Your task is to copy every line of the records below that contains "this".
------------------------------------
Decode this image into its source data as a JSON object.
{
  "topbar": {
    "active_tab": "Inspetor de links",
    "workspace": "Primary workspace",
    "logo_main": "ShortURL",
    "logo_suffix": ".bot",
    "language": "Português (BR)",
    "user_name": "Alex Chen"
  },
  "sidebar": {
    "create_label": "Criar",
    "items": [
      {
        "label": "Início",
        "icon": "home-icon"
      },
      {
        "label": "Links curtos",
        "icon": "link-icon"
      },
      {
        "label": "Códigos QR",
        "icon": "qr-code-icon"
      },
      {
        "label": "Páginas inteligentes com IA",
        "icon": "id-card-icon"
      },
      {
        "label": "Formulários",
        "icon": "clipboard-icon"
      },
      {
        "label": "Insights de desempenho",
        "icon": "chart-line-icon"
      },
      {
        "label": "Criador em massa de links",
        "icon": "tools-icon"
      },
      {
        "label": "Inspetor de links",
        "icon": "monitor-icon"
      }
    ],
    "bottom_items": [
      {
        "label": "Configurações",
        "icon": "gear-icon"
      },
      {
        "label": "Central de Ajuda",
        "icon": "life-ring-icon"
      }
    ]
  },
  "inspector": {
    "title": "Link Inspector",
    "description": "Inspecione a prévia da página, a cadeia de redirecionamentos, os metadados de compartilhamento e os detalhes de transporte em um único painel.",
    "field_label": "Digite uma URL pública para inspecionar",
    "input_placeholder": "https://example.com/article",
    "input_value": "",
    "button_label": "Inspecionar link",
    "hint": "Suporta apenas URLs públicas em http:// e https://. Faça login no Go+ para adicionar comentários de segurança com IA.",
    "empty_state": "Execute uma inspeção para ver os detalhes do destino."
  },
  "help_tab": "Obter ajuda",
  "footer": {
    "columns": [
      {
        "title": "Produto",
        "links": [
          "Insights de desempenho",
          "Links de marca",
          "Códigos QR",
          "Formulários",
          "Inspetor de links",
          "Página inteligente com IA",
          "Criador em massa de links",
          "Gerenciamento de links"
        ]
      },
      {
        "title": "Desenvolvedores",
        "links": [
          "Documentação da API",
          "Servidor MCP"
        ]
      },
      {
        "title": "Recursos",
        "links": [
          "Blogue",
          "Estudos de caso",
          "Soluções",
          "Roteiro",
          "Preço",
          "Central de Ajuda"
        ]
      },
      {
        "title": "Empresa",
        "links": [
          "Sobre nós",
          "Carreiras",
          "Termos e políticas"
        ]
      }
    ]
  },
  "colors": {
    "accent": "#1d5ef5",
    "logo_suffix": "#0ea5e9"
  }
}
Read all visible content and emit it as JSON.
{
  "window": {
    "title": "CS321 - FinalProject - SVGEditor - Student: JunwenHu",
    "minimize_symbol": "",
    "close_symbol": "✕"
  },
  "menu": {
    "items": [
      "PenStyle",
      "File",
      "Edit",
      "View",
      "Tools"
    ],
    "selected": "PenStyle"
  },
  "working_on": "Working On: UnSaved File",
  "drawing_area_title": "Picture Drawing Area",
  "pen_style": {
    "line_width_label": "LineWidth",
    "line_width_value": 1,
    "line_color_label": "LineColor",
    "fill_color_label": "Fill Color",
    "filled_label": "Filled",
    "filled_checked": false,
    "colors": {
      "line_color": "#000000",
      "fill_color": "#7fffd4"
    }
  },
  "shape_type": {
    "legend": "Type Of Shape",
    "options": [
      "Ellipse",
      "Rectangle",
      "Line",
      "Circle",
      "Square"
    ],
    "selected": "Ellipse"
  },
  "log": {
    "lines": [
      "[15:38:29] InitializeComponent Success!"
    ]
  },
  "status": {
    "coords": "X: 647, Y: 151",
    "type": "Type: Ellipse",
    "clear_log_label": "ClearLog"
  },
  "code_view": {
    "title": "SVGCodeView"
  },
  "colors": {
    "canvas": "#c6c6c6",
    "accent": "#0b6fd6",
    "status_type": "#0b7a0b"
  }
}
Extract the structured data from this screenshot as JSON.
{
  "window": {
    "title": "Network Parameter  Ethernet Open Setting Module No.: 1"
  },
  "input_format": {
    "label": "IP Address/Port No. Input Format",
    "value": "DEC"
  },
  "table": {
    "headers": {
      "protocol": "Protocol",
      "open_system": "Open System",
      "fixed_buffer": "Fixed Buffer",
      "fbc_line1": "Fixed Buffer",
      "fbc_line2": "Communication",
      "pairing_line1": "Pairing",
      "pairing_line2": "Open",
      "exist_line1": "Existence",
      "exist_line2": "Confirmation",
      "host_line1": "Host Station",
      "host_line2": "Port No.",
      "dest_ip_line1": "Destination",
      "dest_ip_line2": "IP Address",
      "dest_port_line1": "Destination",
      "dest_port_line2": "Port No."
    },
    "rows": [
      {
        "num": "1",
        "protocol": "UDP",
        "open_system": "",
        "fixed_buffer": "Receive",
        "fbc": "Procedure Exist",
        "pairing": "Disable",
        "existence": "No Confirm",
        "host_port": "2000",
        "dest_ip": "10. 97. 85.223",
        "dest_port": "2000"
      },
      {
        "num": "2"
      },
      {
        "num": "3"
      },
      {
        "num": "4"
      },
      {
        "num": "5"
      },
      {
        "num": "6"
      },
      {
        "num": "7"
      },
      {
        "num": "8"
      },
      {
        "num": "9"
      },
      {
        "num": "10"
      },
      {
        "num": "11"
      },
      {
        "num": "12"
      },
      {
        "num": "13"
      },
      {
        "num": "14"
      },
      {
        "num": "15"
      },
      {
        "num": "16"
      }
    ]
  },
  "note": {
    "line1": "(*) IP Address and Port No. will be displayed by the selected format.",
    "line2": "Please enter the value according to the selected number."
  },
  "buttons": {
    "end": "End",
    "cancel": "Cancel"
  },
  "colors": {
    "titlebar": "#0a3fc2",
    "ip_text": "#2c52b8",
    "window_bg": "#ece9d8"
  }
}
------------------------------------
FULL RESPONSE
Decode this image into its source data as a JSON object.
Extract the structured data from this screenshot as JSON.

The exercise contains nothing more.